* START Dataset records *

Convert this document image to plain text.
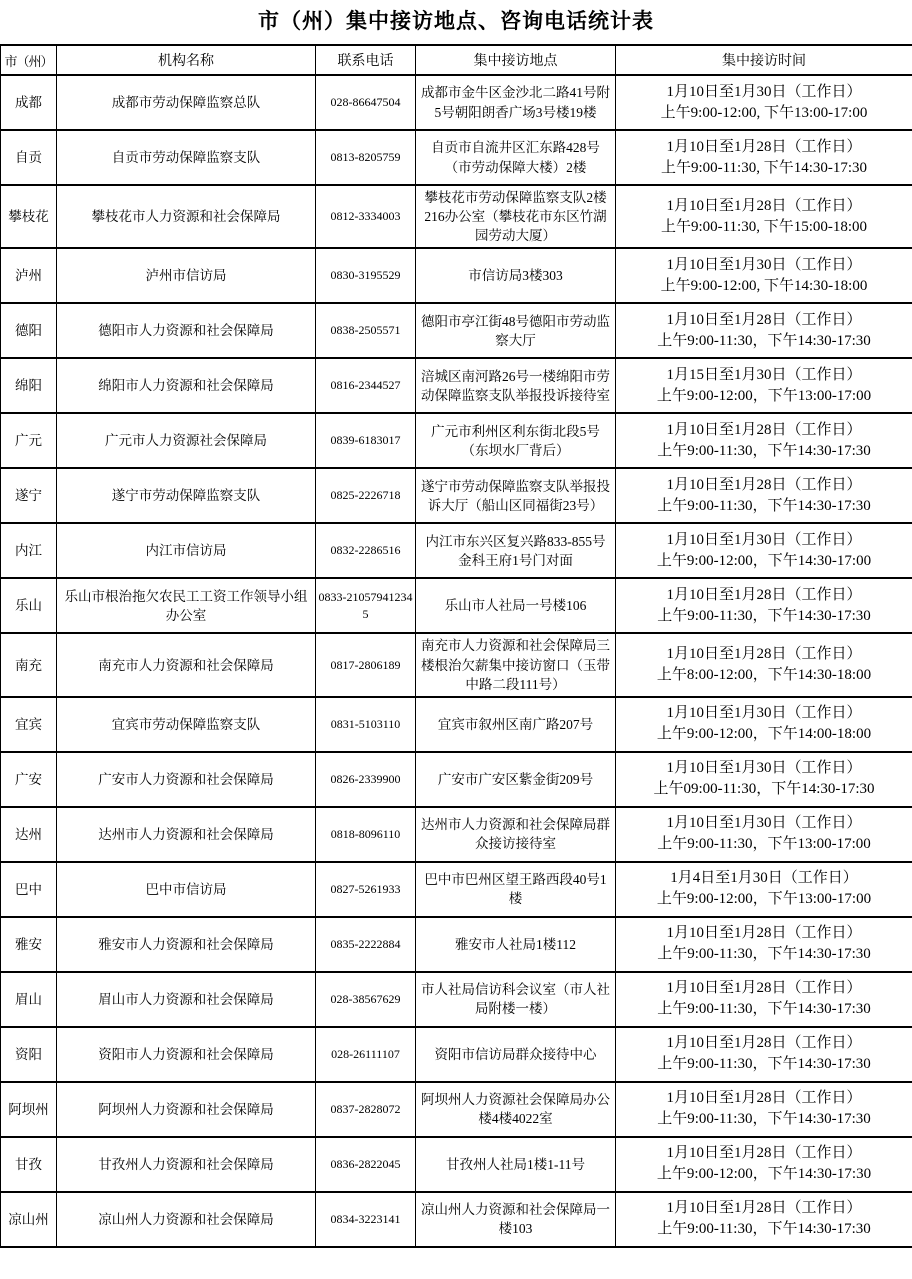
市（州）集中接访地点、咨询电话统计表
市（州）	机构名称	联系电话	集中接访地点	集中接访时间
成都	成都市劳动保障监察总队	028-86647504	成都市金牛区金沙北二路41号附5号朝阳朗香广场3号楼19楼	1月10日至1月30日（工作日）
上午9:00-12:00, 下午13:00-17:00

自贡	自贡市劳动保障监察支队	0813-8205759	自贡市自流井区汇东路428号（市劳动保障大楼）2楼	1月10日至1月28日（工作日）
上午9:00-11:30, 下午14:30-17:30

攀枝花	攀枝花市人力资源和社会保障局	0812-3334003	攀枝花市劳动保障监察支队2楼216办公室（攀枝花市东区竹湖园劳动大厦）	1月10日至1月28日（工作日）
上午9:00-11:30, 下午15:00-18:00

泸州	泸州市信访局	0830-3195529	市信访局3楼303	1月10日至1月30日（工作日）
上午9:00-12:00, 下午14:30-18:00

德阳	德阳市人力资源和社会保障局	0838-2505571	德阳市亭江街48号德阳市劳动监察大厅	1月10日至1月28日（工作日）
上午9:00-11:30，下午14:30-17:30

绵阳	绵阳市人力资源和社会保障局	0816-2344527	涪城区南河路26号一楼绵阳市劳动保障监察支队举报投诉接待室	1月15日至1月30日（工作日）
上午9:00-12:00，下午13:00-17:00

广元	广元市人力资源社会保障局	0839-6183017	广元市利州区利东街北段5号（东坝水厂背后）	1月10日至1月28日（工作日）
上午9:00-11:30，下午14:30-17:30

遂宁	遂宁市劳动保障监察支队	0825-2226718	遂宁市劳动保障监察支队举报投诉大厅（船山区同福街23号）	1月10日至1月28日（工作日）
上午9:00-11:30，下午14:30-17:30

内江	内江市信访局	0832-2286516	内江市东兴区复兴路833-855号金科王府1号门对面	1月10日至1月30日（工作日）
上午9:00-12:00，下午14:30-17:00

乐山	乐山市根治拖欠农民工工资工作领导小组办公室	0833-210579412345	乐山市人社局一号楼106	1月10日至1月28日（工作日）
上午9:00-11:30，下午14:30-17:30

南充	南充市人力资源和社会保障局	0817-2806189	南充市人力资源和社会保障局三楼根治欠薪集中接访窗口（玉带中路二段111号）	1月10日至1月28日（工作日）
上午8:00-12:00，下午14:30-18:00

宜宾	宜宾市劳动保障监察支队	0831-5103110	宜宾市叙州区南广路207号	1月10日至1月30日（工作日）
上午9:00-12:00，下午14:00-18:00

广安	广安市人力资源和社会保障局	0826-2339900	广安市广安区紫金街209号	1月10日至1月30日（工作日）
上午09:00-11:30，下午14:30-17:30

达州	达州市人力资源和社会保障局	0818-8096110	达州市人力资源和社会保障局群众接访接待室	1月10日至1月30日（工作日）
上午9:00-11:30，下午13:00-17:00

巴中	巴中市信访局	0827-5261933	巴中市巴州区望王路西段40号1楼	1月4日至1月30日（工作日）
上午9:00-12:00，下午13:00-17:00

雅安	雅安市人力资源和社会保障局	0835-2222884	雅安市人社局1楼112	1月10日至1月28日（工作日）
上午9:00-11:30，下午14:30-17:30

眉山	眉山市人力资源和社会保障局	028-38567629	市人社局信访科会议室（市人社局附楼一楼）	1月10日至1月28日（工作日）
上午9:00-11:30，下午14:30-17:30

资阳	资阳市人力资源和社会保障局	028-26111107	资阳市信访局群众接待中心	1月10日至1月28日（工作日）
上午9:00-11:30，下午14:30-17:30

阿坝州	阿坝州人力资源和社会保障局	0837-2828072	阿坝州人力资源社会保障局办公楼4楼4022室	1月10日至1月28日（工作日）
上午9:00-11:30，下午14:30-17:30

甘孜	甘孜州人力资源和社会保障局	0836-2822045	甘孜州人社局1楼1-11号	1月10日至1月28日（工作日）
上午9:00-12:00，下午14:30-17:30

凉山州	凉山州人力资源和社会保障局	0834-3223141	凉山州人力资源和社会保障局一楼103	1月10日至1月28日（工作日）
上午9:00-11:30，下午14:30-17:30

* END Dataset records *

→ Task to carry out: Go through the records line by line and count those containing the string "集中接访地点". Give only the total.

→ Answer below: 2